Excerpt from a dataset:

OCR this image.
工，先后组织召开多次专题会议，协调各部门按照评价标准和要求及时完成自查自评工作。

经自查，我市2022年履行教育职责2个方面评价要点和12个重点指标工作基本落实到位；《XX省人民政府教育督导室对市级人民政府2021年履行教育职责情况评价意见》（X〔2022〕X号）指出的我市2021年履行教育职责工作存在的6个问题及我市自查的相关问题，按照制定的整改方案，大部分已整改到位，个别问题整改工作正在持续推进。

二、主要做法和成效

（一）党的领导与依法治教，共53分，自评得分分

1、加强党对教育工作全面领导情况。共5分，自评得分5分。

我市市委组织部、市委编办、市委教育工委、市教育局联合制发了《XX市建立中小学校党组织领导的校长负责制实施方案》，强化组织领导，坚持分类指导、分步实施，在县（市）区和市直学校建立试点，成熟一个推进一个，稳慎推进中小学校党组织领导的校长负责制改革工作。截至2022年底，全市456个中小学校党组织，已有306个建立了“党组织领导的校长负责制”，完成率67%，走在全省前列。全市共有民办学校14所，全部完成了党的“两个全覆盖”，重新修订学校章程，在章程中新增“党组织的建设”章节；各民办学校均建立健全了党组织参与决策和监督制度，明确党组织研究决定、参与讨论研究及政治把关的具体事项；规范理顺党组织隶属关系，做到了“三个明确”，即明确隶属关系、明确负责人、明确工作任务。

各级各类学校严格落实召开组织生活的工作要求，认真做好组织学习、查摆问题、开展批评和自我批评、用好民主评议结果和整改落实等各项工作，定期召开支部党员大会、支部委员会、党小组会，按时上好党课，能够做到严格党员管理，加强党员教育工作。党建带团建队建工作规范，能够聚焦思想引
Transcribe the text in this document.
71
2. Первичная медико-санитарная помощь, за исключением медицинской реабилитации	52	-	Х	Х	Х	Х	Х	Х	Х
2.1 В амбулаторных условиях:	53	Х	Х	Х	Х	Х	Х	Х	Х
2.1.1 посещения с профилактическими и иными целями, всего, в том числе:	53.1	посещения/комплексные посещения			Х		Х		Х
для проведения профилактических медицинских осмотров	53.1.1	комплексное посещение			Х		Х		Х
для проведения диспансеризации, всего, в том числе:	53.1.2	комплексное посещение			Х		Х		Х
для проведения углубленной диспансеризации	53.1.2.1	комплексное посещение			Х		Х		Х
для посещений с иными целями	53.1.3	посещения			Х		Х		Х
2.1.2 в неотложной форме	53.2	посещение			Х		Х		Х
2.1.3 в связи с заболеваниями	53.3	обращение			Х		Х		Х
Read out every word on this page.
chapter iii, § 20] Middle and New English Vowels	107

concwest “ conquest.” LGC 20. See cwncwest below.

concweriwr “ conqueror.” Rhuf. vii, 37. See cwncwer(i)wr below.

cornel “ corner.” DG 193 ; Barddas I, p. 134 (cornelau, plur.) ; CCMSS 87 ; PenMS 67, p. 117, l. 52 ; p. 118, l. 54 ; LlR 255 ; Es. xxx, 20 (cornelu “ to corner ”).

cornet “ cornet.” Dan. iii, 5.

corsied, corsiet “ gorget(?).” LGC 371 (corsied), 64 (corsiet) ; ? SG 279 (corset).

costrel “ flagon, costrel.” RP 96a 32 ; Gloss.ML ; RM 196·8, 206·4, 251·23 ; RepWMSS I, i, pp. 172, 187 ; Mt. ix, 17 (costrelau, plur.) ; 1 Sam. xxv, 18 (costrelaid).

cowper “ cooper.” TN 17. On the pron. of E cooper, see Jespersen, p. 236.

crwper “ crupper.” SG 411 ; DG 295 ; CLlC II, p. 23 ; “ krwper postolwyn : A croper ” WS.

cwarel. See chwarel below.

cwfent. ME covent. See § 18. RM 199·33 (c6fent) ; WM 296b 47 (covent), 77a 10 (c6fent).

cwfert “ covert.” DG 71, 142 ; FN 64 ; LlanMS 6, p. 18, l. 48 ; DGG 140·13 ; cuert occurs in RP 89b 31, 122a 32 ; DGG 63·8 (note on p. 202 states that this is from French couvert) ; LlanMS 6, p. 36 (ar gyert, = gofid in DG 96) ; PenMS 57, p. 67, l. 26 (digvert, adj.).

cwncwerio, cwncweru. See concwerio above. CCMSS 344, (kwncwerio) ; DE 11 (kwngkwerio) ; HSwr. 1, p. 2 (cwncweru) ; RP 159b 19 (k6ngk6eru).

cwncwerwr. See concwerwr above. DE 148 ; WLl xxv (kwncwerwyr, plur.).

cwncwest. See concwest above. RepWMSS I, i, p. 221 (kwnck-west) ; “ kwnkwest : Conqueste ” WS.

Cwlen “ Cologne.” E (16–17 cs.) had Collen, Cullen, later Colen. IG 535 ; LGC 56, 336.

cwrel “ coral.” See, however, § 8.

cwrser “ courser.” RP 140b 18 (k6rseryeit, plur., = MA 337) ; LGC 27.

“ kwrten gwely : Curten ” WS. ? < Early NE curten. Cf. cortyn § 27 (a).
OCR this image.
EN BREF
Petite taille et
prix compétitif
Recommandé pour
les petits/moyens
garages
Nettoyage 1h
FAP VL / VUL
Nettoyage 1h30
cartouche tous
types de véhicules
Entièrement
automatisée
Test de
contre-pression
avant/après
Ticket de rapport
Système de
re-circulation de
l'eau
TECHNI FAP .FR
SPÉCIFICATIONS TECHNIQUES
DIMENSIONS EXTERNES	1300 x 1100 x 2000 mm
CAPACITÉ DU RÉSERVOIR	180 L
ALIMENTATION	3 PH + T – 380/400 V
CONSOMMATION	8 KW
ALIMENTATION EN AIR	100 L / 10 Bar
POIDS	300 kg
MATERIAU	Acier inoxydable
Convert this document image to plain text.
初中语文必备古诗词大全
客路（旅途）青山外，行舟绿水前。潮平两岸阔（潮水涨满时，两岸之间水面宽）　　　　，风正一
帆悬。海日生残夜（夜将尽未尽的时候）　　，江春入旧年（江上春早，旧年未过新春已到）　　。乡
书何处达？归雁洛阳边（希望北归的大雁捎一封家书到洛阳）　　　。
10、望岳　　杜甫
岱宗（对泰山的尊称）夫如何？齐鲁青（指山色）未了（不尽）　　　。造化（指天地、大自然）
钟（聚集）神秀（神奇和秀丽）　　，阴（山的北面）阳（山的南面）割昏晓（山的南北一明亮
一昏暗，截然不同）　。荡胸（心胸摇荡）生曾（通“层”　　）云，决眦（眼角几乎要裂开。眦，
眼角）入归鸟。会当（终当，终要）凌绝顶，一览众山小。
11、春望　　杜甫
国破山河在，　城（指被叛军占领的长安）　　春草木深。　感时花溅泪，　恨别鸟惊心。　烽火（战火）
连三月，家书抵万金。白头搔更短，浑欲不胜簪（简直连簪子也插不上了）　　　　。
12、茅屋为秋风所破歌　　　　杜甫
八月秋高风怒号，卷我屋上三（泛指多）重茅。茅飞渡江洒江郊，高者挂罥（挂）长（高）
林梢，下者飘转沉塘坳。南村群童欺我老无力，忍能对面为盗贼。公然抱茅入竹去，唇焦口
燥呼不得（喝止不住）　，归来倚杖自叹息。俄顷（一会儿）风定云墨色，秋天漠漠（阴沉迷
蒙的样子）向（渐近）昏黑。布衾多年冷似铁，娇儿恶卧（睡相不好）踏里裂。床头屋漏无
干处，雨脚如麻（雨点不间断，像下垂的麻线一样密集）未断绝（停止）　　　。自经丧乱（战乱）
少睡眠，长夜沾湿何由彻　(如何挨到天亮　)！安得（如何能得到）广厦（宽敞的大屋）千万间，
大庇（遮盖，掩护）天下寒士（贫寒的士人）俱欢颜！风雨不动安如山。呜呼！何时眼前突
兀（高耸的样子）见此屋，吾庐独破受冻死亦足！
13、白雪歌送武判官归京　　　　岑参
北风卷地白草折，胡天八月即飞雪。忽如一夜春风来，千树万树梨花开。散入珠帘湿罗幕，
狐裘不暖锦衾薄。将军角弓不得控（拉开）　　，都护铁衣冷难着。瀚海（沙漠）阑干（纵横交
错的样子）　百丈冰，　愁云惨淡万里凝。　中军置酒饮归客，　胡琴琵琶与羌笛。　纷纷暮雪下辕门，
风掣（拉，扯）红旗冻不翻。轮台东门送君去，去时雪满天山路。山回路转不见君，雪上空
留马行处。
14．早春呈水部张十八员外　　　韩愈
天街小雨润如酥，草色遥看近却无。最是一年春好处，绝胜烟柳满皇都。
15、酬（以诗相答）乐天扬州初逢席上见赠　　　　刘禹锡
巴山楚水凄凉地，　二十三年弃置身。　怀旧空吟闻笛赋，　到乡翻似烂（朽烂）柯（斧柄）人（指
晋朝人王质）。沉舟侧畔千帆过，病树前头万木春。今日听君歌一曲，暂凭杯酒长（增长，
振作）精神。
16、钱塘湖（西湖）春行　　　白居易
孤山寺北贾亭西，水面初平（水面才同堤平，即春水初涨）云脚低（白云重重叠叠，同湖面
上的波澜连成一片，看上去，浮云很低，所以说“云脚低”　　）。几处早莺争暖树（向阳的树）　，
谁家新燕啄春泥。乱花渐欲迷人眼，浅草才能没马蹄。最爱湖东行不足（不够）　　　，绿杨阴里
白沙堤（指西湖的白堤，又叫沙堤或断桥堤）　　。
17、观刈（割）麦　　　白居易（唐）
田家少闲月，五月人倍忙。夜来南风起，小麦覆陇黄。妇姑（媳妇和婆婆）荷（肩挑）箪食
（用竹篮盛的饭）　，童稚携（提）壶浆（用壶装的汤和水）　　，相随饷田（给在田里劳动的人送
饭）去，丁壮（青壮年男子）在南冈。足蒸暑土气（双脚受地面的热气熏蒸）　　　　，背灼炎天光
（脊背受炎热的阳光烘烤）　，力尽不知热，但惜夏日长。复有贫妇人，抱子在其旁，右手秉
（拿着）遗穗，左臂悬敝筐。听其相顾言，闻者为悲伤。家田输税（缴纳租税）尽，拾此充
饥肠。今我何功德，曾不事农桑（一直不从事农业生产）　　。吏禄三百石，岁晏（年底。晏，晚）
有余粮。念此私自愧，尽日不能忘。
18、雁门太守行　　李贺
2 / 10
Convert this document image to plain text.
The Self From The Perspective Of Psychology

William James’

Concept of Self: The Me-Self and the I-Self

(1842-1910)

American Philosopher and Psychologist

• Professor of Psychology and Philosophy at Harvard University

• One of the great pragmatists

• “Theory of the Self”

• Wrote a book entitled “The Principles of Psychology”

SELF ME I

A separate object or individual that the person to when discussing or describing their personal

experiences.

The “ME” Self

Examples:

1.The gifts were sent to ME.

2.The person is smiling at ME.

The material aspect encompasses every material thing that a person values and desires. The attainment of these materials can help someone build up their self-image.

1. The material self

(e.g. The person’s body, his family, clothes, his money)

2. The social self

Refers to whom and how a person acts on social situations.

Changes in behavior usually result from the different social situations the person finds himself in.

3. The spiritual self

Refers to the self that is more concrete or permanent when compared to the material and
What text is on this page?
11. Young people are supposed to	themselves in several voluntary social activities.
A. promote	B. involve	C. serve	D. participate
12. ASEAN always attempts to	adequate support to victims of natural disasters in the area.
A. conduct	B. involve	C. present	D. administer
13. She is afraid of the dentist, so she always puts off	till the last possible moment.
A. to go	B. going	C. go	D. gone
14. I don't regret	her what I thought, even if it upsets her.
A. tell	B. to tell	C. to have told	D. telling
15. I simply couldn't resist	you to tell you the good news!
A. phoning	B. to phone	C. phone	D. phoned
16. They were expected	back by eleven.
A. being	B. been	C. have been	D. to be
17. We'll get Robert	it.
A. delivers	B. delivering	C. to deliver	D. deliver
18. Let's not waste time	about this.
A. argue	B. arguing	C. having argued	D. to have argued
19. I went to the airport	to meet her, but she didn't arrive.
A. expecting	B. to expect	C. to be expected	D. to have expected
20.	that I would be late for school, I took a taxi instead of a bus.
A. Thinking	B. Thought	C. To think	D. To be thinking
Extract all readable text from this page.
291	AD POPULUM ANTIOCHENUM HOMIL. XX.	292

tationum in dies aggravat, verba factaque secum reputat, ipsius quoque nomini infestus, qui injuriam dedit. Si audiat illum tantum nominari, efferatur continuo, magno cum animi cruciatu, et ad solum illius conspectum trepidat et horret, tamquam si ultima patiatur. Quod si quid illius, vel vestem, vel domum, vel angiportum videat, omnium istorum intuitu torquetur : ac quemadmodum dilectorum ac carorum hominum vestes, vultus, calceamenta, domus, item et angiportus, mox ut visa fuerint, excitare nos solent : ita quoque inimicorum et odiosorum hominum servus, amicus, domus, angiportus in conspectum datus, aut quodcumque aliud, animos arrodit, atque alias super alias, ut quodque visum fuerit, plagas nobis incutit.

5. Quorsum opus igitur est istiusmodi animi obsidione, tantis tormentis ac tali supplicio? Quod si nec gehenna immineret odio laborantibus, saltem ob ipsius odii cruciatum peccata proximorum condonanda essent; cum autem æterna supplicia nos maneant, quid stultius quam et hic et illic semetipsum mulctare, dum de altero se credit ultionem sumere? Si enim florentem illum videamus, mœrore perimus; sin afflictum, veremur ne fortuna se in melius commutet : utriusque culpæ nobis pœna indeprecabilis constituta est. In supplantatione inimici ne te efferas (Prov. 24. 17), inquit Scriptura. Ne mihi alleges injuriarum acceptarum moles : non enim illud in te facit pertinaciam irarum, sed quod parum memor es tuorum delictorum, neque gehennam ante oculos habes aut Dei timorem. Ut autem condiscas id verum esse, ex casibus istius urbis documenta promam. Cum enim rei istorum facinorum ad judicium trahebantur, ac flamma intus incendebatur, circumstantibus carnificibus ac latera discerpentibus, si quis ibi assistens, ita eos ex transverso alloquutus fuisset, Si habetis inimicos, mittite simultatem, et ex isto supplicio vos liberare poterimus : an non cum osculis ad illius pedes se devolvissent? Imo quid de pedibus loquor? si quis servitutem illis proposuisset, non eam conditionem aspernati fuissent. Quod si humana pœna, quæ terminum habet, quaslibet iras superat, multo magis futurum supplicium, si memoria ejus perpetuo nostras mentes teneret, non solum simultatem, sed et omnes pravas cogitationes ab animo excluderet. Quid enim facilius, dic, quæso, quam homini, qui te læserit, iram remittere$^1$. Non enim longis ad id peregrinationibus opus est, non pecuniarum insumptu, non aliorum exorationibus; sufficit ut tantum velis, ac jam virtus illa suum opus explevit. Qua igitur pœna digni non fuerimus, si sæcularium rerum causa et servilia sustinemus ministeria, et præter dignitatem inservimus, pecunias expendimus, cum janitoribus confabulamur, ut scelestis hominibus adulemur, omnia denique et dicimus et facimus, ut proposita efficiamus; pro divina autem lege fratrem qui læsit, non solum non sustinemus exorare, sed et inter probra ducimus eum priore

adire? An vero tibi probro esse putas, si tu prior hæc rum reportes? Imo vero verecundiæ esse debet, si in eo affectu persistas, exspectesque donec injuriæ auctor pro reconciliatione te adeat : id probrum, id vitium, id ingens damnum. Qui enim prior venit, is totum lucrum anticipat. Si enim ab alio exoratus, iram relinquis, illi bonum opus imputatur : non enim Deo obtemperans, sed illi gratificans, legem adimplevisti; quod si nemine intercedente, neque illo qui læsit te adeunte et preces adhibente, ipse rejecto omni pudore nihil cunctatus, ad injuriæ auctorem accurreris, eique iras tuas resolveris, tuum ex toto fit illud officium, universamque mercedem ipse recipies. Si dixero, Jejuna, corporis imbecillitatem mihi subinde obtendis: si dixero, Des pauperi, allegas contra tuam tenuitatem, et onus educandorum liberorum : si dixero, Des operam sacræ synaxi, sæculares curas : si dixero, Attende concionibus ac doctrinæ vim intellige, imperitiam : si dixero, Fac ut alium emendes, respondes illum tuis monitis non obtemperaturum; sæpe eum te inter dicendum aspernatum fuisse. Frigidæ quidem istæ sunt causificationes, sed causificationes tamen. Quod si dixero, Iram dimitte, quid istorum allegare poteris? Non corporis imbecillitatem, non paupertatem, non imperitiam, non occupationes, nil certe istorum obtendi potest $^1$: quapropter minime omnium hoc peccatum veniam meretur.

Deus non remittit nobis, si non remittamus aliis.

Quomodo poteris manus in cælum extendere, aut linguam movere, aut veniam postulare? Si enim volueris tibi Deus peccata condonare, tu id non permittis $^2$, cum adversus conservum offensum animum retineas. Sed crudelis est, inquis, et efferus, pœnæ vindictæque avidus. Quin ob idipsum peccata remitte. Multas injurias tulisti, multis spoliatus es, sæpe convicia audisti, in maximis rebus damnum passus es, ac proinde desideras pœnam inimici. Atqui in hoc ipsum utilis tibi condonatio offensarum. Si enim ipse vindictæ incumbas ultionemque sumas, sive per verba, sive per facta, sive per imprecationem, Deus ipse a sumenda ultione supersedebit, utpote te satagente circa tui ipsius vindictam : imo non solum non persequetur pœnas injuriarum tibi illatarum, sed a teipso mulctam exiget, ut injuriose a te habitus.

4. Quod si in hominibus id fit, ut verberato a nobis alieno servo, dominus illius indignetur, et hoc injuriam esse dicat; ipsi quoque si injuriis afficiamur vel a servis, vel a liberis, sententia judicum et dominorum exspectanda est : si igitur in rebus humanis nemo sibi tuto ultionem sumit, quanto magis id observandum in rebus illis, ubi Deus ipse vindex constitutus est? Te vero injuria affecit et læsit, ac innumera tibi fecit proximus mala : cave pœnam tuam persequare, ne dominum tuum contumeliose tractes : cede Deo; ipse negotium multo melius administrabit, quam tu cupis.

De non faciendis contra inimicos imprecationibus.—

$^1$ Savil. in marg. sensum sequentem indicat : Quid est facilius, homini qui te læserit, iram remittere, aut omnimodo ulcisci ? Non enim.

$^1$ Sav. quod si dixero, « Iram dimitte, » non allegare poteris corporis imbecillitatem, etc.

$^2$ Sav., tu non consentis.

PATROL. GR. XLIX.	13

What to do:
Check each line above for the word "social" and copy the ones that have it.

Solution to this exercise:
2. The social self
Refers to whom and how a person acts on social situations.
Changes in behavior usually result from the different social situations the person finds himself in.
11. Young people are supposed to	themselves in several voluntary social activities.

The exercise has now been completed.